(WHAT THIS TASK INVOLVES) Count the lines in the records below that contain the word "name", and give only that number.
***** PROVIDED DATA *****
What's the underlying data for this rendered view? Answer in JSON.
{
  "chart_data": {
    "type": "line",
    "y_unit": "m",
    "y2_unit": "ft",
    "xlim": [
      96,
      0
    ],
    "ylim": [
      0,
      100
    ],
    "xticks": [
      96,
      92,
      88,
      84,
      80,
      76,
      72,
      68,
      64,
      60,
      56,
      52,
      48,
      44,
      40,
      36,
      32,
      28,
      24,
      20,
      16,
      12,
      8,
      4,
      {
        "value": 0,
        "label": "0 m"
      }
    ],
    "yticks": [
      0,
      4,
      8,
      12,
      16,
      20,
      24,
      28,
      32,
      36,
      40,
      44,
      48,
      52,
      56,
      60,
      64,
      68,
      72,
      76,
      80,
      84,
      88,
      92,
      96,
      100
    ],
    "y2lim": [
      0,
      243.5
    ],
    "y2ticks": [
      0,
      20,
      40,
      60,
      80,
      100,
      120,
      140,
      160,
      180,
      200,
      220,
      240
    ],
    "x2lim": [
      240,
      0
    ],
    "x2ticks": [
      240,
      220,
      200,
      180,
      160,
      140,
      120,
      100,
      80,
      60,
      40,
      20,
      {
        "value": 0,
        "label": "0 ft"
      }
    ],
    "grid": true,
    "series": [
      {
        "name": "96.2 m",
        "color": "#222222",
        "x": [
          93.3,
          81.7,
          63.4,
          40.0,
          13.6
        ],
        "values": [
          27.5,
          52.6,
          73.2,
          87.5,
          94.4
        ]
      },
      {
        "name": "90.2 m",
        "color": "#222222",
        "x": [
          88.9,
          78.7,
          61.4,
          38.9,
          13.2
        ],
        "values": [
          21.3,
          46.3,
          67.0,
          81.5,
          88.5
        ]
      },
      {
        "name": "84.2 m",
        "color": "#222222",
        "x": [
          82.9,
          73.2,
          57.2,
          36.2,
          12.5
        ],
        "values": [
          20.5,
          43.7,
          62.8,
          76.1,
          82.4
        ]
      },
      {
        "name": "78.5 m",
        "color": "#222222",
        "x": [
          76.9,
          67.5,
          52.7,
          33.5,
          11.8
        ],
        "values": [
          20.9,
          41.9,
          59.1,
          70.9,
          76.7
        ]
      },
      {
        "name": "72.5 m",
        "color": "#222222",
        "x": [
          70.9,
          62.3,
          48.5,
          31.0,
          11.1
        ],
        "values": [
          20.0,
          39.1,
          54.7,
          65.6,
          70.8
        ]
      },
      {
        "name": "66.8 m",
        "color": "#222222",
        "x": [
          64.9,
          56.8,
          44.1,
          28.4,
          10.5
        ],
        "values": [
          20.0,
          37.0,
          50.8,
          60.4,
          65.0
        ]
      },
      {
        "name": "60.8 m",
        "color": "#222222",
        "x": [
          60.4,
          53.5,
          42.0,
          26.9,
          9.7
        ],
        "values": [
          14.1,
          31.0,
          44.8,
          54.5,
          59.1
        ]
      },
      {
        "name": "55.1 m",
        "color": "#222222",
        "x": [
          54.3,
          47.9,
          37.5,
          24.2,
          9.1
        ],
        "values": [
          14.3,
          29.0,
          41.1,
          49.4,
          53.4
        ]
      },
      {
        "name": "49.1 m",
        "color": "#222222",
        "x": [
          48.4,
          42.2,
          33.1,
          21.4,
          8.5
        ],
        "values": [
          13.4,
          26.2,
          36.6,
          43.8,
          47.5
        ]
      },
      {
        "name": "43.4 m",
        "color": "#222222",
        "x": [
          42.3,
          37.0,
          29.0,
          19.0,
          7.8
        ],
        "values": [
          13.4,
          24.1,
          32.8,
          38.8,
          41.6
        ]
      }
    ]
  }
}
*****
(CORRECT OUTPUT) 10